▶ Page
# Sheldon's Waterfowl is now Coteau Praire Waterfowl



## Drakekiller (Apr 3, 2002)

New name, same operation? Sounds like it. "The same friendly folks from Streeter that you have always known" check out their web page. Contacts: Sam Palumbo-Dillsburg,PA, and Jeff Effinger-Easten,MD.
Is this the same Jeff Effiner that was on this site"I have known Sheldon for several years. I have been a client and I have worked for him. There is most definitely nothing untoward about his business, most certainly no prostitution. People who hunt with Sheldon are there to hunt not to engage in tom-foolery. It pains me to read so many missives directed against someone who could not be less deserving."
Hey Jeff, where is this less deserving guy now? He is sitting in a jail cell for pleading guilty to one count of gross sexual imposition of a 14 year old girl and one count of delivering alcohol to a minor. Not to mention his documented unbeatable list of game violations. What in the hell do you mean by less deserving? By the way who are the "same friendly folks from Streeter that you have always known"?


----------



## BROWNDOG (Nov 2, 2004)

:huh:


----------



## Invector (Jan 13, 2006)

I wont say what I think. I know the area he has is little operation in and he has ^&*(ed more of it then good. A guy that has to go out and do all thing things he has done with game and not to mention his little ring he was running, if it were up to me I would be looking in on this guy a bit closer.


----------



## jls (Jan 27, 2006)

this is my first post so forgive my mistakes--the coteau lodge and bed and breakfast is in goodrich n.d. and owned by timothy frantz.this lodge in no way has anything to do with sheldon!!!!!!!!! there is a coteau lodge in south dakota and i visited ther site and this looks like a well established operation and called des prairie lodge. :beer: [/b]


----------



## Dak (Feb 28, 2005)

▶ Given records
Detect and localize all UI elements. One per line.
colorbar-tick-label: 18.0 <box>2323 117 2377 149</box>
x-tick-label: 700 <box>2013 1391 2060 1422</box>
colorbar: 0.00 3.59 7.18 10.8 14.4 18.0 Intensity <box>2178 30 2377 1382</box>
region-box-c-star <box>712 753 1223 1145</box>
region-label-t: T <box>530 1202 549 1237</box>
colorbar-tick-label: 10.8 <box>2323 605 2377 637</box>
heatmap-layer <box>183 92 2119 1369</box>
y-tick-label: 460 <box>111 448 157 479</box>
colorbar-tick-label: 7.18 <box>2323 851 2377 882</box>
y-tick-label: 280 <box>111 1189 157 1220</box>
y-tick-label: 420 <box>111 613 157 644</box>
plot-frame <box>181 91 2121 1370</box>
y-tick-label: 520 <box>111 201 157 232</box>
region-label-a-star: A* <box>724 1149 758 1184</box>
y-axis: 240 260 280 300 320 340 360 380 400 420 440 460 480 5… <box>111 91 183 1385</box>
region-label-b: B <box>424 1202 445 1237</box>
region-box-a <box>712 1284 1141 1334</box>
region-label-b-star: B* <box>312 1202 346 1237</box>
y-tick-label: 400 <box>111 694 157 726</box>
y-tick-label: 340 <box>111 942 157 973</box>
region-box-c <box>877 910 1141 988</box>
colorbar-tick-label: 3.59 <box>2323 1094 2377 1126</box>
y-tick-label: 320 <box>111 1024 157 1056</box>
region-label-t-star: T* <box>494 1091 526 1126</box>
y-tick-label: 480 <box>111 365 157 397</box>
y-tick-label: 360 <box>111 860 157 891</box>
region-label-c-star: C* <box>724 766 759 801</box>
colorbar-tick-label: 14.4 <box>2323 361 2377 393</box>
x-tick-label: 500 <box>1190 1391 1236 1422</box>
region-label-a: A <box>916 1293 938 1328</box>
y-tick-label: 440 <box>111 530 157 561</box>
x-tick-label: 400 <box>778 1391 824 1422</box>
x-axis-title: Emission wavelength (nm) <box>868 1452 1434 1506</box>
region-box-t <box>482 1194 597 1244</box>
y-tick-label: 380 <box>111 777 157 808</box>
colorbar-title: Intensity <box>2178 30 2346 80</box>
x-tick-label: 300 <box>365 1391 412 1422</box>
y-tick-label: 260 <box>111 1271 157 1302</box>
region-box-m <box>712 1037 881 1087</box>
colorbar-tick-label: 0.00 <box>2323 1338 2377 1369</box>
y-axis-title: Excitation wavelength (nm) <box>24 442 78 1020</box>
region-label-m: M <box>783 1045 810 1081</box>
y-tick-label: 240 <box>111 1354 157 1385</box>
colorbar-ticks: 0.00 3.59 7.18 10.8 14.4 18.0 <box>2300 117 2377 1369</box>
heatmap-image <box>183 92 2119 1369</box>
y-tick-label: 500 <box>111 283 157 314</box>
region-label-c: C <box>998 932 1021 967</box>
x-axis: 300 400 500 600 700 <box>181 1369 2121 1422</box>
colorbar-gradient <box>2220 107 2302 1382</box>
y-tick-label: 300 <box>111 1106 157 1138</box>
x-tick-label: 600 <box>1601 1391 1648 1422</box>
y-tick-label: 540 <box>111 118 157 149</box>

▶ Aim A
Using the thread, say whether each statement agrees with it, answering yes or no and quoting the deciding words: (i) the first post gives Jeff Effinger's location as Easten, MD; (ii) the coteau lodge in Goodrich is owned by Sheldon; (iii) Invector's post is dated Jan 13, 2006.
▶ Aim B
Rewrite the thread from "I wont say what" to "a bit closer.", putting "outfit" in place of "operation".
▶ Aim C
In which town does the thread place the coteau lodge and bed and breakfast?

▶ Exercise solution A
(i) Yes: "Jeff Effinger-Easten,MD"
(ii) No: "owned by timothy frantz"
(iii) Yes: "Invector (Jan 13, 2006)"

▶ Exercise solution B
I wont say what I think. I know the area he has is little outfit in and he has ^&*(ed more of it then good. A guy that has to go out and do all thing things he has done with game and not to mention his little ring he was running, if it were up to me I would be looking in on this guy a bit closer.

▶ Exercise solution C
Goodrich, N.D.